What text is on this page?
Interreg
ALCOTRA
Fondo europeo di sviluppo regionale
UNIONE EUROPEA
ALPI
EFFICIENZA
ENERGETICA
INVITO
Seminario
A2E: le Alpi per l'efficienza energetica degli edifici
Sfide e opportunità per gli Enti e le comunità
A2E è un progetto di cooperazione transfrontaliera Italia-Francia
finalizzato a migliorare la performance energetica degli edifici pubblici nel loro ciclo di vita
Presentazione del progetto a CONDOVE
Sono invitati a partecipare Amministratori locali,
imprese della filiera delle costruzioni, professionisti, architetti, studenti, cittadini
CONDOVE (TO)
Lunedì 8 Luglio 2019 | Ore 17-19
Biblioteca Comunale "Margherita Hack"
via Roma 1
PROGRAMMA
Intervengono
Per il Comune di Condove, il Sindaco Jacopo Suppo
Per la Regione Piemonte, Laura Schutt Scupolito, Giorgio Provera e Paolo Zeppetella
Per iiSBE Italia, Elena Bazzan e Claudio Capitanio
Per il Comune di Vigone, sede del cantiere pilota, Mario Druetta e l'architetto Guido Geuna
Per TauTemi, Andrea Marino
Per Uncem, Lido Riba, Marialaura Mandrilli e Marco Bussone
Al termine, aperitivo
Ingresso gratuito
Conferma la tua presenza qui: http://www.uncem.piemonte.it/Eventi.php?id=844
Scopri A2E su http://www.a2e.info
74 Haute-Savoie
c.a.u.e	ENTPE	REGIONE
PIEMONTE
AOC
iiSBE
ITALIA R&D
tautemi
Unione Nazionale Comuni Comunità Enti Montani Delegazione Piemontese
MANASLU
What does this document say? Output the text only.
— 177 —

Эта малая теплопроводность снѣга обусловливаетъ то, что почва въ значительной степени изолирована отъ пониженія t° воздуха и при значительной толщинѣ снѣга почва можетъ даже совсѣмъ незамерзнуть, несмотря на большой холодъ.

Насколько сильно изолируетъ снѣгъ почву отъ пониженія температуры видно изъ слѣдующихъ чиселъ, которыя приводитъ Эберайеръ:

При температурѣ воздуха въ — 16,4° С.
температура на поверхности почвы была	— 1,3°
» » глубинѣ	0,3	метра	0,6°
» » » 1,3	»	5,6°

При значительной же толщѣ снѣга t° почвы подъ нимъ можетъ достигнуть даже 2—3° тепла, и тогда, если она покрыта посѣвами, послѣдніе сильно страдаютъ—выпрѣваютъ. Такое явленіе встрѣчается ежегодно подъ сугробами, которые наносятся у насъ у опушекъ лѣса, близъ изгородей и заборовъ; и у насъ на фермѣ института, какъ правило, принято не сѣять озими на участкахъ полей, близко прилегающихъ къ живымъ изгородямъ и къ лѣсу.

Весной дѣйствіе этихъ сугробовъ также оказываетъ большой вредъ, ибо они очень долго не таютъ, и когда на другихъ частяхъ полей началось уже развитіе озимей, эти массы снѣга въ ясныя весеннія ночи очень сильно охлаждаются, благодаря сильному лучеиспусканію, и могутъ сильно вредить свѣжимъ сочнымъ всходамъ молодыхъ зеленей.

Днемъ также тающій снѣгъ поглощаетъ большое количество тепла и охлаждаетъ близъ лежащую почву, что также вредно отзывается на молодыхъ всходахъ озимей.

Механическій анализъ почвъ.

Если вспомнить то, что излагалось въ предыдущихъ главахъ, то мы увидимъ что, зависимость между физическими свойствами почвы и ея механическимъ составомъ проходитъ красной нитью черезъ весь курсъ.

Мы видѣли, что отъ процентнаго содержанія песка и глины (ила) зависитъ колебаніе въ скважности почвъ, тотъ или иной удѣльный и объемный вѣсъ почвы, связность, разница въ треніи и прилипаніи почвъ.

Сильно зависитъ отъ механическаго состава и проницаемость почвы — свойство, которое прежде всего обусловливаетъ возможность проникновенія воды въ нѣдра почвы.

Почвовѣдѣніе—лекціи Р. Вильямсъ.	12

^^^^

Search the records above for "обусловливаетъ". Copy each line where it is found.

● **THE RESULT**
Эта малая теплопроводность снѣга обусловливаетъ то, что почва въ значительной степени изолирована отъ пониженія t° воздуха и при значительной толщинѣ снѣга почва можетъ даже совсѣмъ незамерзнуть, несмотря на большой холодъ.
Сильно зависитъ отъ механическаго состава и проницаемость почвы — свойство, которое прежде всего обусловливаетъ возможность проникновенія воды въ нѣдра почвы.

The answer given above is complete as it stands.